Stored data entries
+++++

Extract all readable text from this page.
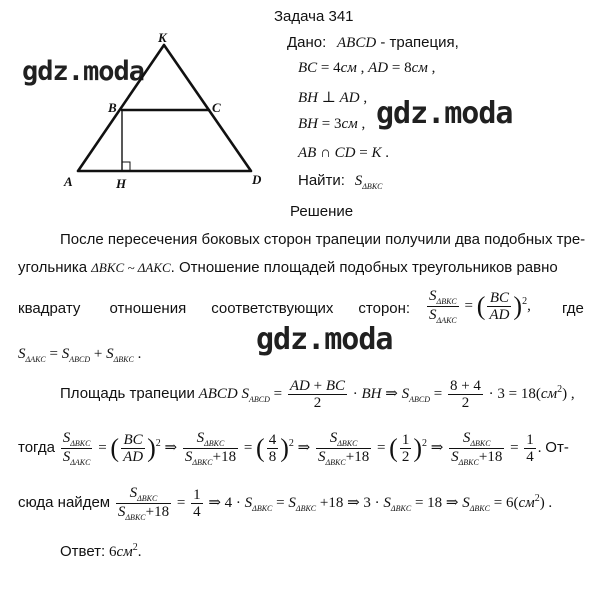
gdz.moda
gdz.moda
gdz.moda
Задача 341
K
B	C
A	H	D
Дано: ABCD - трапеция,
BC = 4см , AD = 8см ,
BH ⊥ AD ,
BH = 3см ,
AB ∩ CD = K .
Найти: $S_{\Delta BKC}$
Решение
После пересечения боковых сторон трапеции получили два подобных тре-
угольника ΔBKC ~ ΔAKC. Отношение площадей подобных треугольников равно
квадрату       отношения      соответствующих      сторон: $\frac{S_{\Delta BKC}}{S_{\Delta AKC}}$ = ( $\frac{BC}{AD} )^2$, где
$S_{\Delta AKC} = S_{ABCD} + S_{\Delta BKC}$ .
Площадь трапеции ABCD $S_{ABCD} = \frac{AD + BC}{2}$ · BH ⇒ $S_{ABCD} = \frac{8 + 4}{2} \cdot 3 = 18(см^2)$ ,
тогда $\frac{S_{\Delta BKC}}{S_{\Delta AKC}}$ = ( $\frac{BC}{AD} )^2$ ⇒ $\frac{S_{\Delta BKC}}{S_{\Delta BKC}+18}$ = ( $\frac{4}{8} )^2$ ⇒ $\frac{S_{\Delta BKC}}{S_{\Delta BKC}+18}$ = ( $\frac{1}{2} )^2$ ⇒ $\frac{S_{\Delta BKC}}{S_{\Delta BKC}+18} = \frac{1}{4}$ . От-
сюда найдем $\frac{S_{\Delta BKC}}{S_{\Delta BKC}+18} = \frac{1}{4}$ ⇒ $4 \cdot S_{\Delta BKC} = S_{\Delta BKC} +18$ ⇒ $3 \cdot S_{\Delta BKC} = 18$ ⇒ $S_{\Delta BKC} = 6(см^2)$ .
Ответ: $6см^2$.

+++++

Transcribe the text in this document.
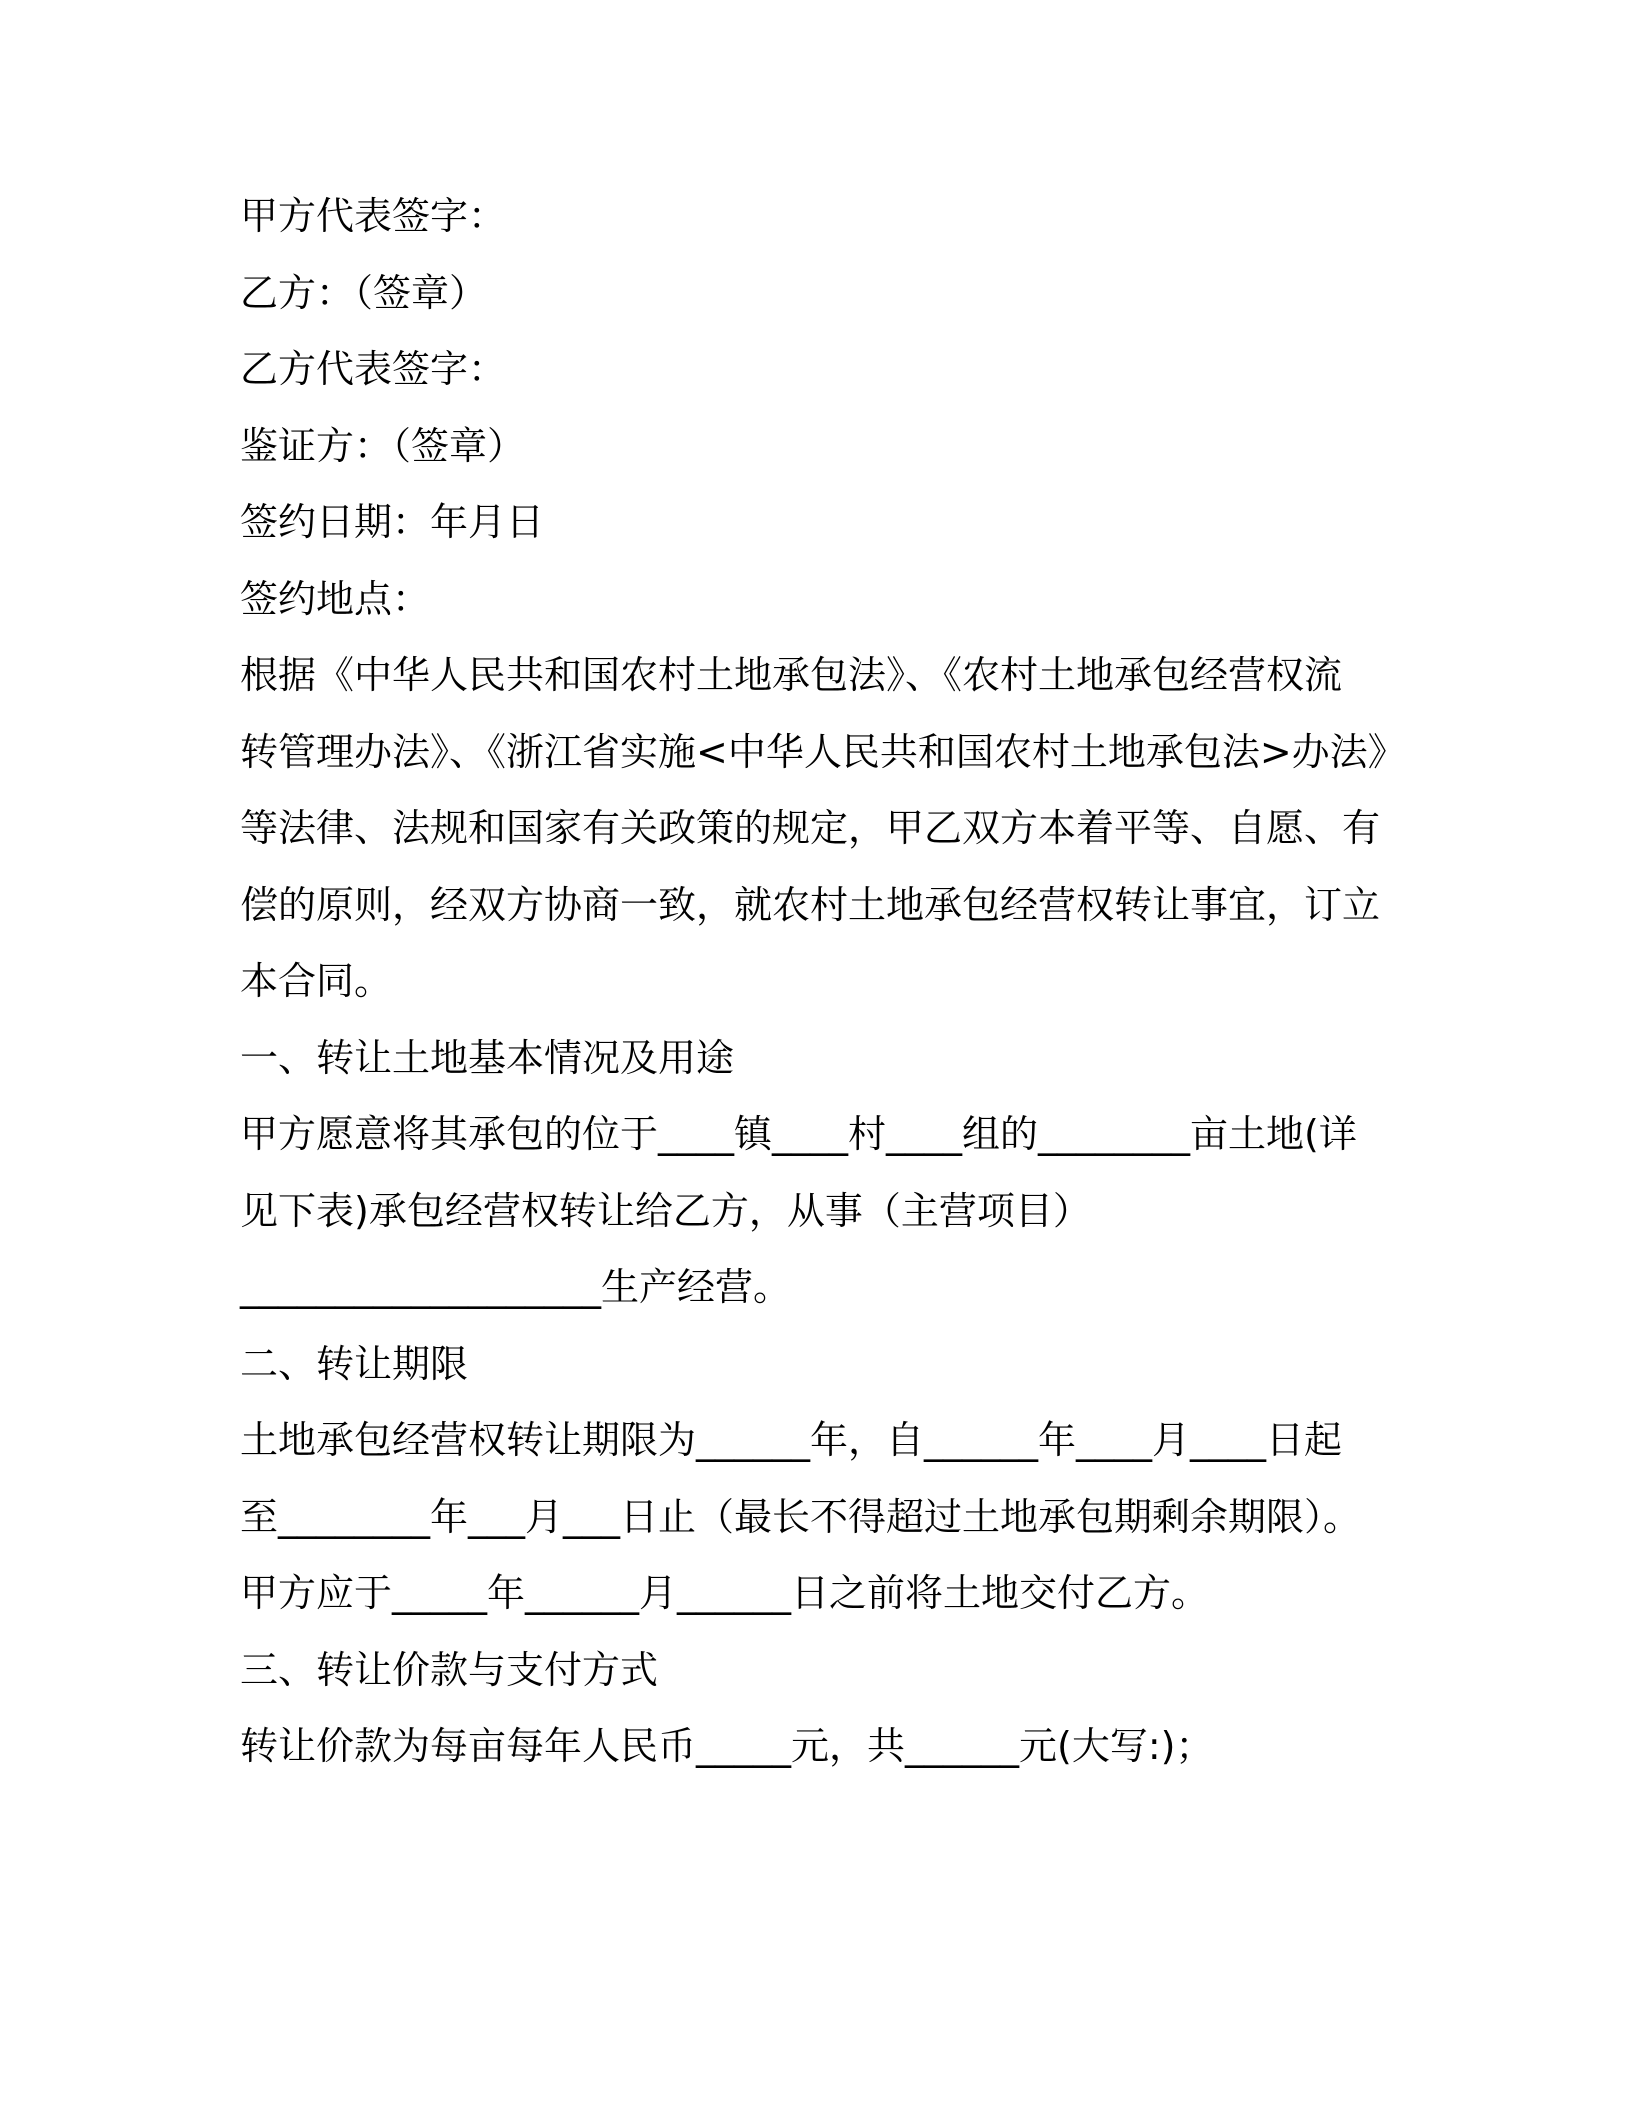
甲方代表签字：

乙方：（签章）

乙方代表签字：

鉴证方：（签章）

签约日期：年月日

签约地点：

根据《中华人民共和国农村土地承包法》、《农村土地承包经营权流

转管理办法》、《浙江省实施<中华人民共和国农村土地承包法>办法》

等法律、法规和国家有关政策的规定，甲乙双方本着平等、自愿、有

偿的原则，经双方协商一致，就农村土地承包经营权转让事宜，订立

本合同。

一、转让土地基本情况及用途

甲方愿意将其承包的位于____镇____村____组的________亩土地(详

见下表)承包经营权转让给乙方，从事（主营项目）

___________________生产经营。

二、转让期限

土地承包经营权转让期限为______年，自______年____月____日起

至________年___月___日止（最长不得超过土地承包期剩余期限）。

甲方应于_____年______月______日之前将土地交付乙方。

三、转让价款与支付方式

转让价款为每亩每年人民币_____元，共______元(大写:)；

+++++

Given task
Scan the material above and determine how many lines include the word "сторон"; report only the number.

Task solution
2